◆ WHAT IS ASKED ◆
Give back all the data exactly, line by line.

◆ Collected data entries ◆
# # # #
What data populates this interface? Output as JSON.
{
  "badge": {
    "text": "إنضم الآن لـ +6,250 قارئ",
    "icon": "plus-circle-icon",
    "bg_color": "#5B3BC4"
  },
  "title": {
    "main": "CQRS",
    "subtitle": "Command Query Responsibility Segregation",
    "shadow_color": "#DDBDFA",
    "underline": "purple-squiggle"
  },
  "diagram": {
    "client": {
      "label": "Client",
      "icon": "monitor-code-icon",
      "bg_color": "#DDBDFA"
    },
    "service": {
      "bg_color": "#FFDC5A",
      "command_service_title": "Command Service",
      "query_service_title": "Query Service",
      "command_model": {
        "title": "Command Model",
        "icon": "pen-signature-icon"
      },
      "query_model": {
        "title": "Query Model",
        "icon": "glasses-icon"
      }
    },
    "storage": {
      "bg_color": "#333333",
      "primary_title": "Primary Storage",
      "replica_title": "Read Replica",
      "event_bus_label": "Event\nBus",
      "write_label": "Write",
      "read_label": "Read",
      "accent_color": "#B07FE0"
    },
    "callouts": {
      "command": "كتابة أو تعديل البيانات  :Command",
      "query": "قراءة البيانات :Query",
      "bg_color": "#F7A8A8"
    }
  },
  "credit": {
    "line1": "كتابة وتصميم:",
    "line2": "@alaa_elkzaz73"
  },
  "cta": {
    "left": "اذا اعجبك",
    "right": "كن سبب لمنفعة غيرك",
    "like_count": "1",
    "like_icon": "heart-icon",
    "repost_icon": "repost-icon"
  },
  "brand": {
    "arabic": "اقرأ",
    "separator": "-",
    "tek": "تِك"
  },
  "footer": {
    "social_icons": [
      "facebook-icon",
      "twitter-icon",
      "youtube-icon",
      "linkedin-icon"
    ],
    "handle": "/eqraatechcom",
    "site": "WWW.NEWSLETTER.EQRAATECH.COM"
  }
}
# # # #
◆ EXERCISE RESULT ◆
What data populates this interface? Output as JSON.
{
  "badge": {
    "text": "إنضم الآن لـ +6,250 قارئ",
    "icon": "plus-circle-icon",
    "bg_color": "#5B3BC4"
  },
  "title": {
    "main": "CQRS",
    "subtitle": "Command Query Responsibility Segregation",
    "shadow_color": "#DDBDFA",
    "underline": "purple-squiggle"
  },
  "diagram": {
    "client": {
      "label": "Client",
      "icon": "monitor-code-icon",
      "bg_color": "#DDBDFA"
    },
    "service": {
      "bg_color": "#FFDC5A",
      "command_service_title": "Command Service",
      "query_service_title": "Query Service",
      "command_model": {
        "title": "Command Model",
        "icon": "pen-signature-icon"
      },
      "query_model": {
        "title": "Query Model",
        "icon": "glasses-icon"
      }
    },
    "storage": {
      "bg_color": "#333333",
      "primary_title": "Primary Storage",
      "replica_title": "Read Replica",
      "event_bus_label": "Event\nBus",
      "write_label": "Write",
      "read_label": "Read",
      "accent_color": "#B07FE0"
    },
    "callouts": {
      "command": "كتابة أو تعديل البيانات  :Command",
      "query": "قراءة البيانات :Query",
      "bg_color": "#F7A8A8"
    }
  },
  "credit": {
    "line1": "كتابة وتصميم:",
    "line2": "@alaa_elkzaz73"
  },
  "cta": {
    "left": "اذا اعجبك",
    "right": "كن سبب لمنفعة غيرك",
    "like_count": "1",
    "like_icon": "heart-icon",
    "repost_icon": "repost-icon"
  },
  "brand": {
    "arabic": "اقرأ",
    "separator": "-",
    "tek": "تِك"
  },
  "footer": {
    "social_icons": [
      "facebook-icon",
      "twitter-icon",
      "youtube-icon",
      "linkedin-icon"
    ],
    "handle": "/eqraatechcom",
    "site": "WWW.NEWSLETTER.EQRAATECH.COM"
  }
}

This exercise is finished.